(EXTRACTED ENTRIES)

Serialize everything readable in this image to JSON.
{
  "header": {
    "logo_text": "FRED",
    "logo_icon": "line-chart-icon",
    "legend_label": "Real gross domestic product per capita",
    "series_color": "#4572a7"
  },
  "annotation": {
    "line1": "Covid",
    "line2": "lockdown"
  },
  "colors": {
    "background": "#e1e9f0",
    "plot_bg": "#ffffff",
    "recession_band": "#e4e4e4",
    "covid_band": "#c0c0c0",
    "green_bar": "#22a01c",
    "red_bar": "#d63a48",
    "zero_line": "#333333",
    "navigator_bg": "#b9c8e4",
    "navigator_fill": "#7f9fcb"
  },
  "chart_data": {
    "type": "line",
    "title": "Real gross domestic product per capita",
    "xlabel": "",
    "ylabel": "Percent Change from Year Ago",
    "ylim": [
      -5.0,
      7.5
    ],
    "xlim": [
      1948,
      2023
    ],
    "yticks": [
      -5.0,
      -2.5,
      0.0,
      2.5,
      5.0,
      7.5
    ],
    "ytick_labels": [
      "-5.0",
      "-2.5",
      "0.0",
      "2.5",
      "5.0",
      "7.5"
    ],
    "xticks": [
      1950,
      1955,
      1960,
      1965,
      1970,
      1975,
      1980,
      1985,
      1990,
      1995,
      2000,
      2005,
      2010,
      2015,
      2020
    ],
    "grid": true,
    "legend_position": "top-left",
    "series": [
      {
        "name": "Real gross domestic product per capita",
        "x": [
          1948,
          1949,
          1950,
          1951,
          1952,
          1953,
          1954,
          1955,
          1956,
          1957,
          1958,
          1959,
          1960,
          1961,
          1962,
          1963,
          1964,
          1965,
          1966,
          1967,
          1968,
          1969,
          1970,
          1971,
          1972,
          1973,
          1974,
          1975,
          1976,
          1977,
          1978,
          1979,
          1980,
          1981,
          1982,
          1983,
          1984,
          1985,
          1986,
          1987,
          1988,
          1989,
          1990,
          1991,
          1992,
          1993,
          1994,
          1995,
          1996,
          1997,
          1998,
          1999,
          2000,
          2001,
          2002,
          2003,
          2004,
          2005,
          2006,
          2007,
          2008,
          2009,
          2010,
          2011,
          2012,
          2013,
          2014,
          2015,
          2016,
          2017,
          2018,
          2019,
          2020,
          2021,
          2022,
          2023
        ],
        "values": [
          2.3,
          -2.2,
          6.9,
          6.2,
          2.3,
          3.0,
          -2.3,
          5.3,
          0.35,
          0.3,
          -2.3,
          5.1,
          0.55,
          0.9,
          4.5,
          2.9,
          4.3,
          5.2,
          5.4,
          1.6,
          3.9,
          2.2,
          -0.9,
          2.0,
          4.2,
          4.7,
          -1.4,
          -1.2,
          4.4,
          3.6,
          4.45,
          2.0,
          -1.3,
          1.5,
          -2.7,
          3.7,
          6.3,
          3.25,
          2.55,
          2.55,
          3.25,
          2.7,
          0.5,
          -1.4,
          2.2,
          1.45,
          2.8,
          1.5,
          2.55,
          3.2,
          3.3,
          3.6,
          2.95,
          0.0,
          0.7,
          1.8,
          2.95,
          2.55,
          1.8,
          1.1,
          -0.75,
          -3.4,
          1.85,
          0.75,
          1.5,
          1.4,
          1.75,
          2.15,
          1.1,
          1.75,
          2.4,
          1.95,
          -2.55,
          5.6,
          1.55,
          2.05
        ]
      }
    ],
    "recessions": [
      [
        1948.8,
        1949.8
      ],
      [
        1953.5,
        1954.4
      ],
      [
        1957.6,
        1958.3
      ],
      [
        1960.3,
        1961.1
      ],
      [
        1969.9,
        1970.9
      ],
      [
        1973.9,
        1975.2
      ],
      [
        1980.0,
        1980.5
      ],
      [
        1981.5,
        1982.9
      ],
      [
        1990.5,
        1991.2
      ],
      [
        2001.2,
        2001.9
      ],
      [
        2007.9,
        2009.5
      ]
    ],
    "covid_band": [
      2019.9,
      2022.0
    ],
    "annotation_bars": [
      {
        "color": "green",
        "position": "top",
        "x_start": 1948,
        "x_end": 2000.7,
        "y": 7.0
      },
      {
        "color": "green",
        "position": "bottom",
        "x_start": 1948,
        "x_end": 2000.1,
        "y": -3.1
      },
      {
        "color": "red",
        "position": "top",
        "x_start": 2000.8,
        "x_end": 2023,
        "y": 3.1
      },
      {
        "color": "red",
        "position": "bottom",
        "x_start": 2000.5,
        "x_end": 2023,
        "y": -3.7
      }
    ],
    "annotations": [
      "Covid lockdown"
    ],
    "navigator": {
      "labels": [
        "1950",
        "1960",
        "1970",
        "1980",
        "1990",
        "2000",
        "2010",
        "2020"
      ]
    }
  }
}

(GIVEN PROBLEM)
From the material given, work out how many lines hold the string "capita"; state that number and nothing further.

(WRITTEN SOLUTION)
3